**What you should do:**
Without the pictures, copy the entries below word for word.

[Data tied to figure images]
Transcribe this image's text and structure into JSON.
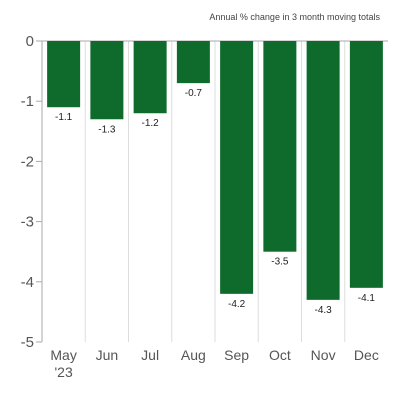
{
  "chart_data": {
    "type": "bar",
    "title": "",
    "subtitle": "Annual % change in 3 month moving totals",
    "xlabel": "",
    "ylabel": "",
    "categories": [
      "May",
      "Jun",
      "Jul",
      "Aug",
      "Sep",
      "Oct",
      "Nov",
      "Dec"
    ],
    "year_label": "'23",
    "values": [
      -1.1,
      -1.3,
      -1.2,
      -0.7,
      -4.2,
      -3.5,
      -4.3,
      -4.1
    ],
    "value_labels": [
      "-1.1",
      "-1.3",
      "-1.2",
      "-0.7",
      "-4.2",
      "-3.5",
      "-4.3",
      "-4.1"
    ],
    "ylim": [
      -5,
      0
    ],
    "yticks": [
      0,
      -1,
      -2,
      -3,
      -4,
      -5
    ],
    "ytick_labels": [
      "0",
      "-1",
      "-2",
      "-3",
      "-4",
      "-5"
    ],
    "grid": "vertical",
    "legend": "none",
    "colors": {
      "bar": "#0e6b2b",
      "axis": "#aaaaaa",
      "grid": "#dddddd"
    }
  }
}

**The result:**
Transcribe this image's text and structure into JSON.
{
  "chart_data": {
    "type": "bar",
    "title": "",
    "subtitle": "Annual % change in 3 month moving totals",
    "xlabel": "",
    "ylabel": "",
    "categories": [
      "May",
      "Jun",
      "Jul",
      "Aug",
      "Sep",
      "Oct",
      "Nov",
      "Dec"
    ],
    "year_label": "'23",
    "values": [
      -1.1,
      -1.3,
      -1.2,
      -0.7,
      -4.2,
      -3.5,
      -4.3,
      -4.1
    ],
    "value_labels": [
      "-1.1",
      "-1.3",
      "-1.2",
      "-0.7",
      "-4.2",
      "-3.5",
      "-4.3",
      "-4.1"
    ],
    "ylim": [
      -5,
      0
    ],
    "yticks": [
      0,
      -1,
      -2,
      -3,
      -4,
      -5
    ],
    "ytick_labels": [
      "0",
      "-1",
      "-2",
      "-3",
      "-4",
      "-5"
    ],
    "grid": "vertical",
    "legend": "none",
    "colors": {
      "bar": "#0e6b2b",
      "axis": "#aaaaaa",
      "grid": "#dddddd"
    }
  }
}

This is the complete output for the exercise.